> Records provided:

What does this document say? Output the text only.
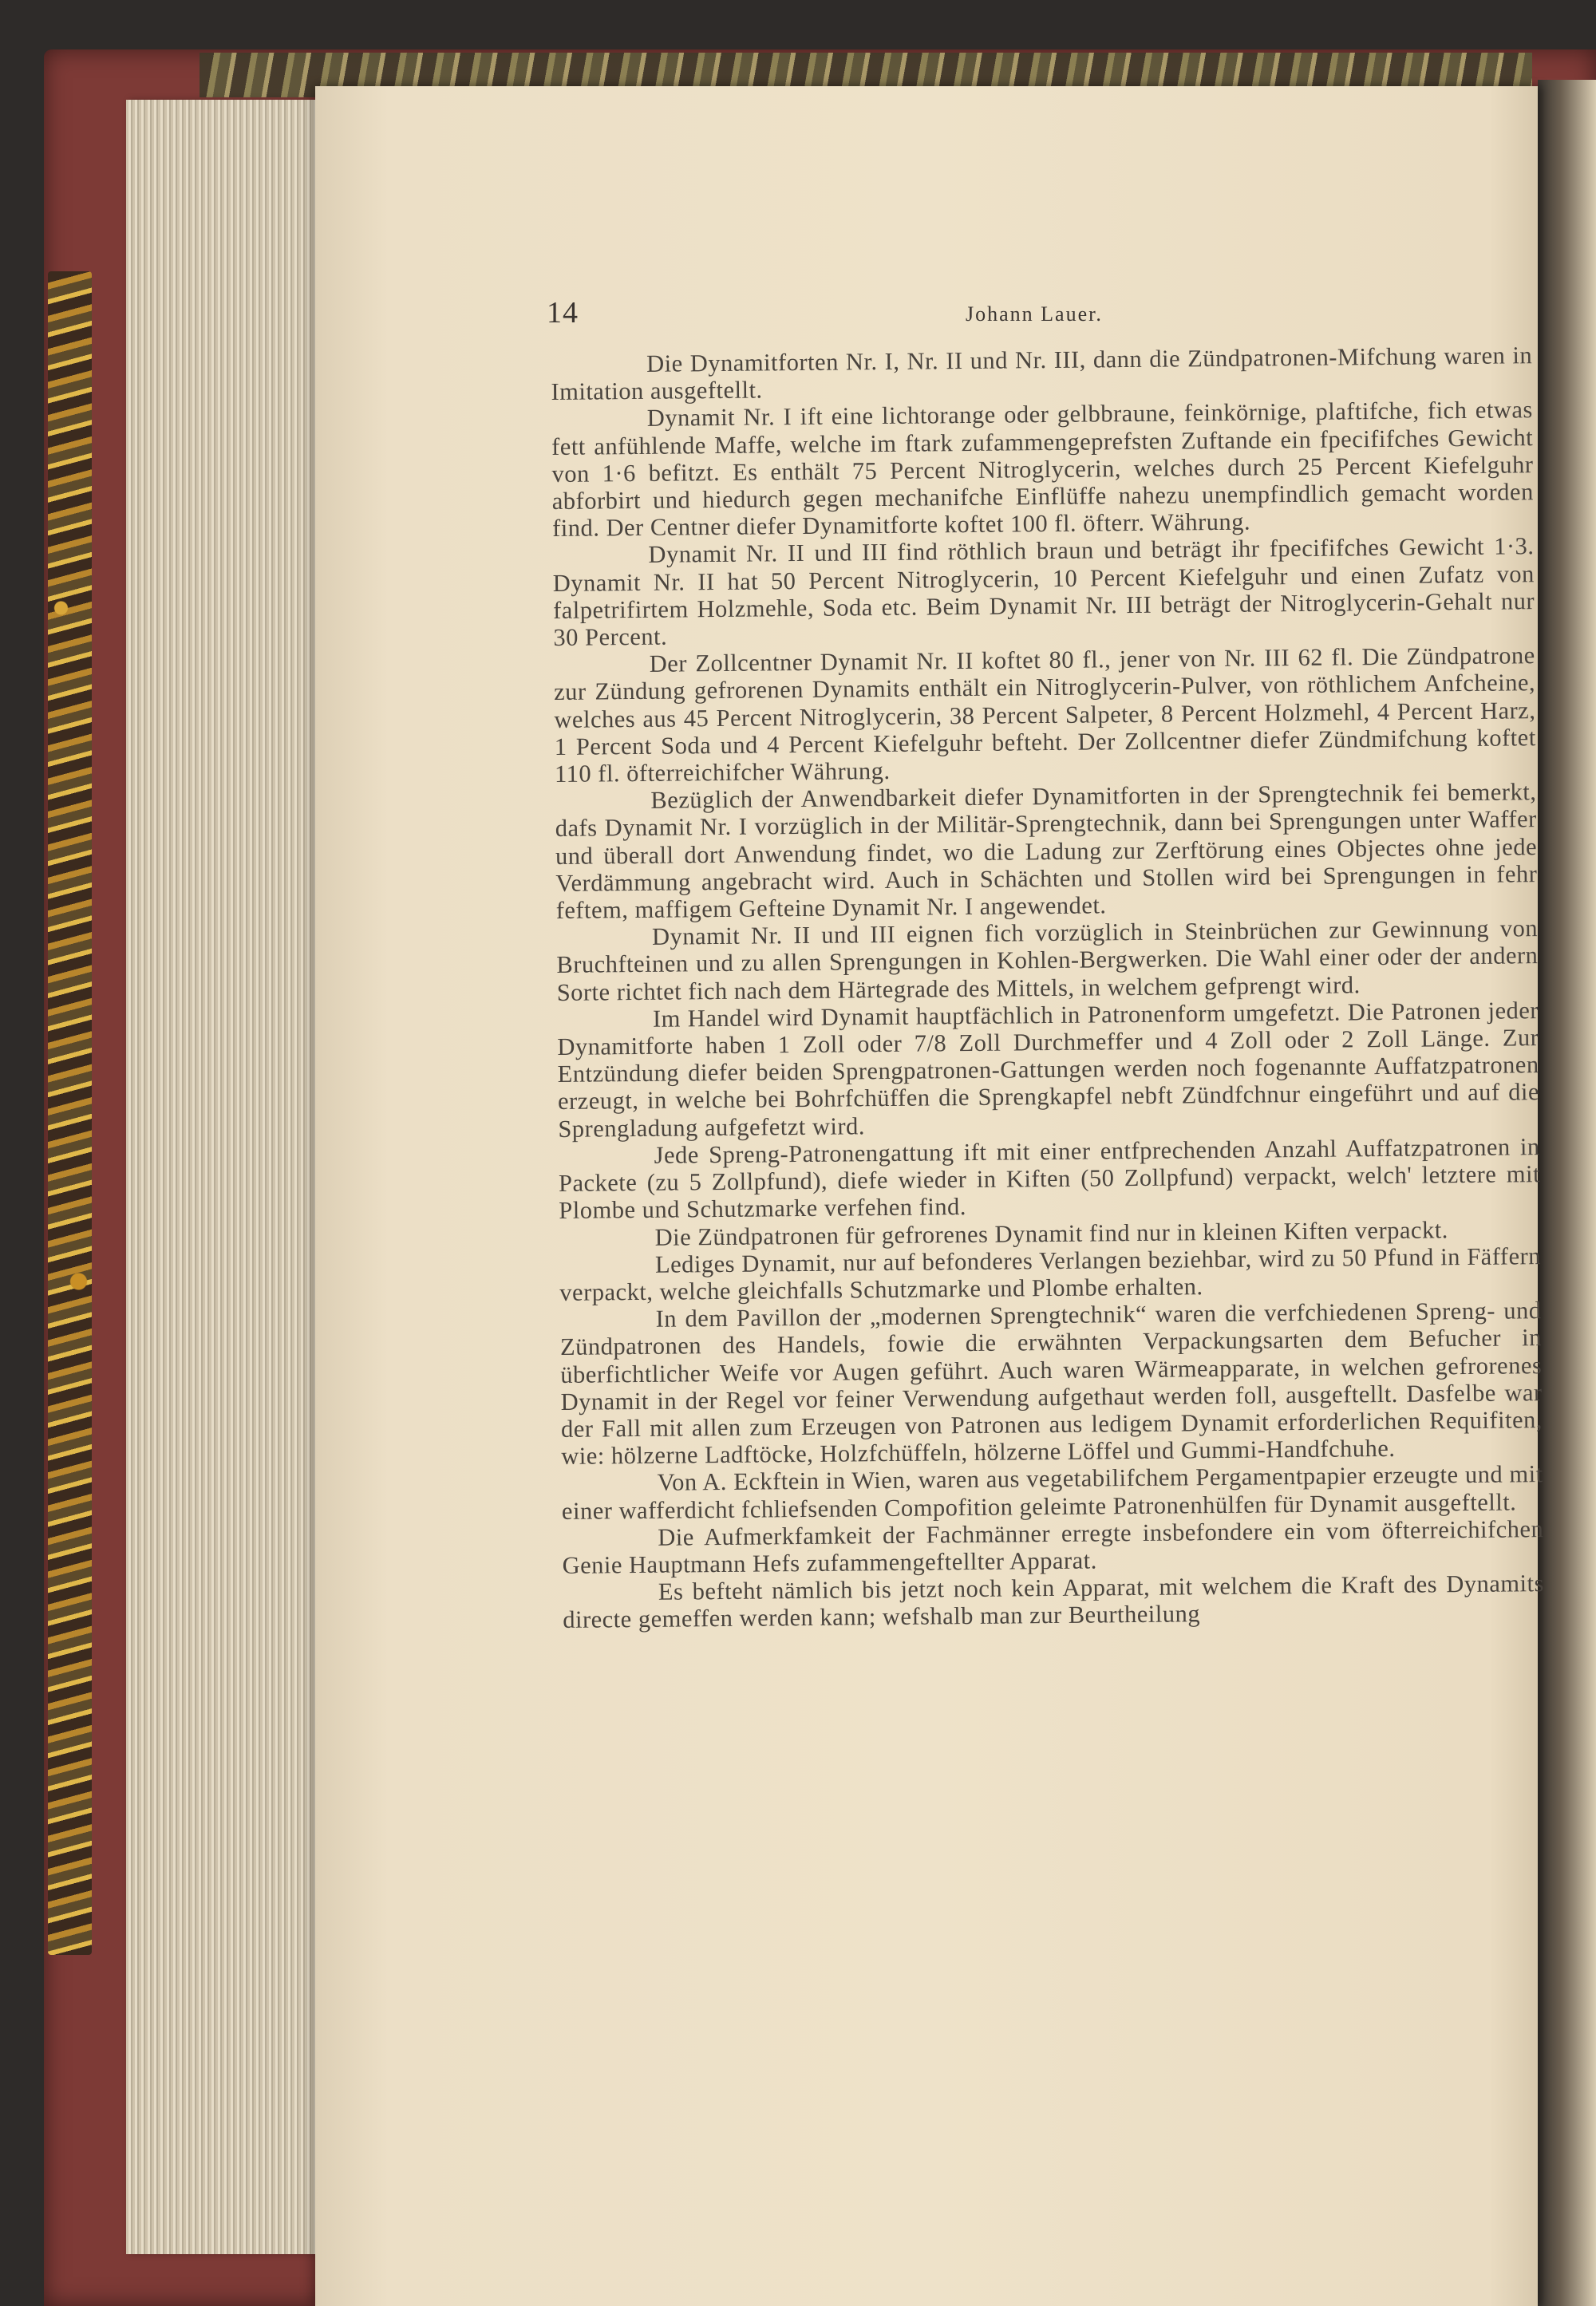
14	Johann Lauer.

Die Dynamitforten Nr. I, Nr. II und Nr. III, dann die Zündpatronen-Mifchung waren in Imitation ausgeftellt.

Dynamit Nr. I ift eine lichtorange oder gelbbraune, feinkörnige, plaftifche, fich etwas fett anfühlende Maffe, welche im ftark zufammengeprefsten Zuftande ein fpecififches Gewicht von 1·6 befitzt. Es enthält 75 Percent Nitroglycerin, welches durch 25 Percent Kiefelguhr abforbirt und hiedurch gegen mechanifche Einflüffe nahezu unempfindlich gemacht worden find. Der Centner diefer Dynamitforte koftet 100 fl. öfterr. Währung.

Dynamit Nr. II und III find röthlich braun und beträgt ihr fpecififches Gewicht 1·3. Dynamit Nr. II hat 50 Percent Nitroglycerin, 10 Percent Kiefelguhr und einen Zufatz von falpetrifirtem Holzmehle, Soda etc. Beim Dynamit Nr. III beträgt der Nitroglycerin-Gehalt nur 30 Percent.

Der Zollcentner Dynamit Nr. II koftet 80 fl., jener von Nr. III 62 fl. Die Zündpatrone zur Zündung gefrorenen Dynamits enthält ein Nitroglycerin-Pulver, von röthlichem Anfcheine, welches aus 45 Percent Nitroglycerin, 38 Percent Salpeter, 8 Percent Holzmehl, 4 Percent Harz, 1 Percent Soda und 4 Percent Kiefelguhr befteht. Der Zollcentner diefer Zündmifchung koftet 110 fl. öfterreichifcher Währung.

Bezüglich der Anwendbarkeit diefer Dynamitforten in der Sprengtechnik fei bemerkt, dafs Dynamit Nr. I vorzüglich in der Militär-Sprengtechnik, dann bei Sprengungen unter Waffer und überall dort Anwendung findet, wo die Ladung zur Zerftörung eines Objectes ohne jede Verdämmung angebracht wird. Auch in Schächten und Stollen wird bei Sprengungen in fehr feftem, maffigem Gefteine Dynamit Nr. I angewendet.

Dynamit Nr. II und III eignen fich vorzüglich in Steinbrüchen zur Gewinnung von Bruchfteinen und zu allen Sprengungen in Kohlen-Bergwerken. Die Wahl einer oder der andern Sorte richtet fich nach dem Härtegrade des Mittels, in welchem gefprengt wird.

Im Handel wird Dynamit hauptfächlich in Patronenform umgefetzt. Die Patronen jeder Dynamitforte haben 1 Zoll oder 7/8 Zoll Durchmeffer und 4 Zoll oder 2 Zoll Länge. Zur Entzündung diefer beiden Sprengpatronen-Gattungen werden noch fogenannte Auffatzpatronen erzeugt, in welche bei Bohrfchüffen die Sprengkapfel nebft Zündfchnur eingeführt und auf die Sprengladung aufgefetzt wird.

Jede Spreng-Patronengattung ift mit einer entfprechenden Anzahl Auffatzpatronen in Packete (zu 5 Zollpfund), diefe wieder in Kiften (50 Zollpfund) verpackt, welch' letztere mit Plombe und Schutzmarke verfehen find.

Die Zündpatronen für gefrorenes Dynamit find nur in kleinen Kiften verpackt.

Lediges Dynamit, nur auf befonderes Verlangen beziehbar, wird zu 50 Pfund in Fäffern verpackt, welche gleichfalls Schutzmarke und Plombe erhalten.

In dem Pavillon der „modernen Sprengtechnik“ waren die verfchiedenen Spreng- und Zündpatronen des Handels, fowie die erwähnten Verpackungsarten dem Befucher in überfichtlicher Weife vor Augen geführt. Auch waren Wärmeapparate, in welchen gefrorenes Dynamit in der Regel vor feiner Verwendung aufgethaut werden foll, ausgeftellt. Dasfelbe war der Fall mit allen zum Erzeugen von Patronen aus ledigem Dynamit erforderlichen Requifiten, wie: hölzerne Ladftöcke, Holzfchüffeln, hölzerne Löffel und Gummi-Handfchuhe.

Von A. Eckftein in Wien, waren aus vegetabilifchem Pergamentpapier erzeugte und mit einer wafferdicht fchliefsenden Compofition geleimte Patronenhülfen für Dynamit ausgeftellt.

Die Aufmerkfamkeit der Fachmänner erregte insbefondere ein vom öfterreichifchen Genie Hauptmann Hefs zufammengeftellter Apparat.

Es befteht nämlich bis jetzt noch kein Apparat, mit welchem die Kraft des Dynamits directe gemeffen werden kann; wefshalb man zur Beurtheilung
--
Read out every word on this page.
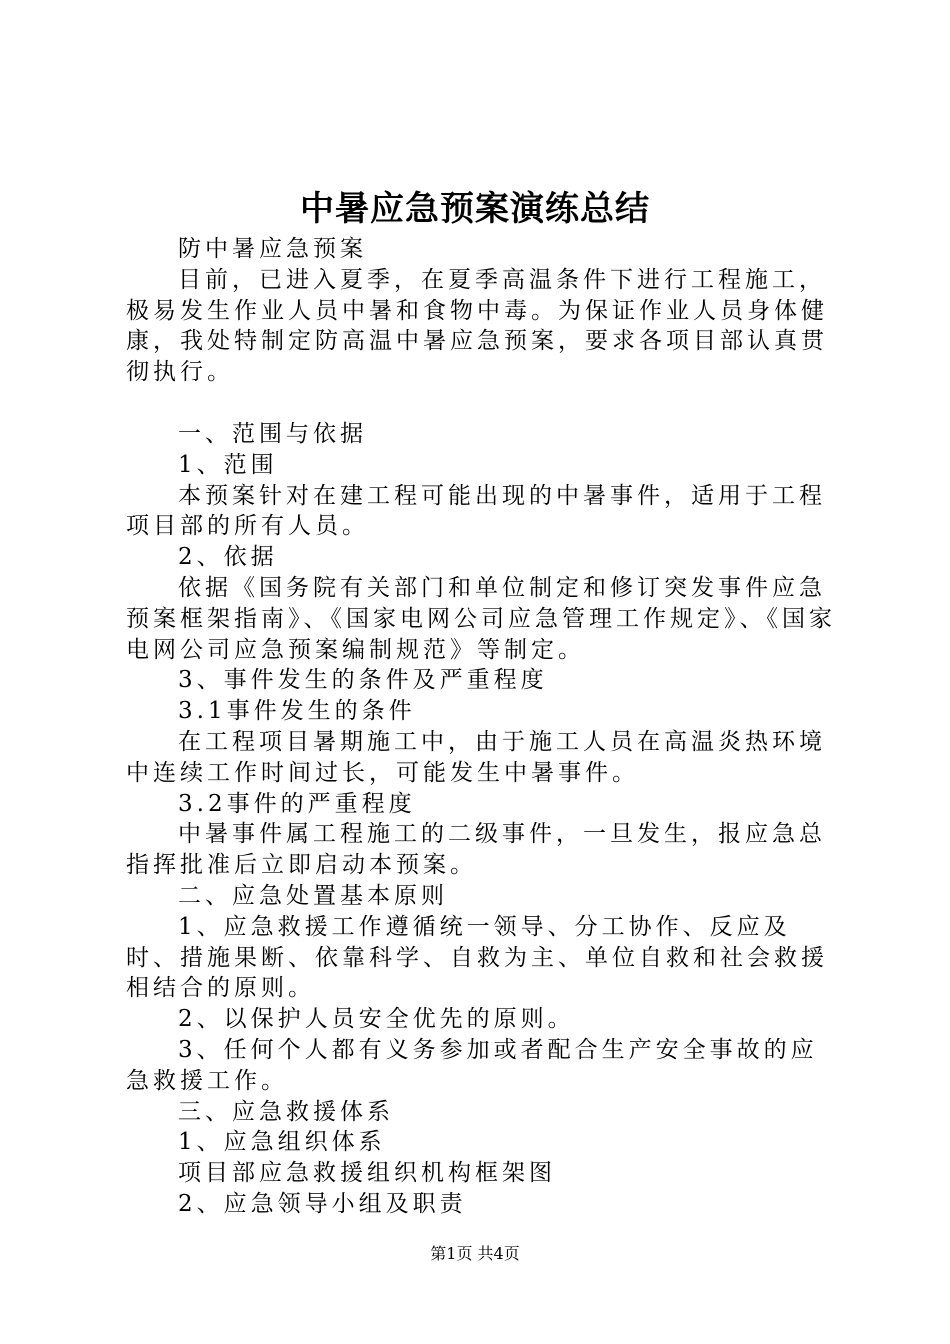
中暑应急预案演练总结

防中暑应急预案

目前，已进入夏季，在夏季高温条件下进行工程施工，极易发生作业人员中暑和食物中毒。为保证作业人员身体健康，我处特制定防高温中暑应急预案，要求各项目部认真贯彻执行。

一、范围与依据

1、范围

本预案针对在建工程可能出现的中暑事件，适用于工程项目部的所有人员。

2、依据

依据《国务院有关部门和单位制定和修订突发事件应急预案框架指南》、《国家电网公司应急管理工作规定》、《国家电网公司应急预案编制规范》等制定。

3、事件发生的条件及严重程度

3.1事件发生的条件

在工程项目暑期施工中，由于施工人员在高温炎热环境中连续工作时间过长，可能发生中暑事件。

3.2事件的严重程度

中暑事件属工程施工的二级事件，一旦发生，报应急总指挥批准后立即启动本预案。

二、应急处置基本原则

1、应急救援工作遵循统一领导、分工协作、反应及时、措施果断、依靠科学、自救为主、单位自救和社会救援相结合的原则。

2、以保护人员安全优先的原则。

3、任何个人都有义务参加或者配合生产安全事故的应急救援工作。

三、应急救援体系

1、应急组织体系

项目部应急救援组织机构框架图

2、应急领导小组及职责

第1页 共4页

> Aim of the exercise: Check each line above for the string "dann" and show the ones that have it.

> Answer to the problem:
Die Dynamitforten Nr. I, Nr. II und Nr. III, dann die Zündpatronen-Mifchung waren in Imitation ausgeftellt.
Bezüglich der Anwendbarkeit diefer Dynamitforten in der Sprengtechnik fei bemerkt, dafs Dynamit Nr. I vorzüglich in der Militär-Sprengtechnik, dann bei Sprengungen unter Waffer und überall dort Anwendung findet, wo die Ladung zur Zerftörung eines Objectes ohne jede Verdämmung angebracht wird. Auch in Schächten und Stollen wird bei Sprengungen in fehr feftem, maffigem Gefteine Dynamit Nr. I angewendet.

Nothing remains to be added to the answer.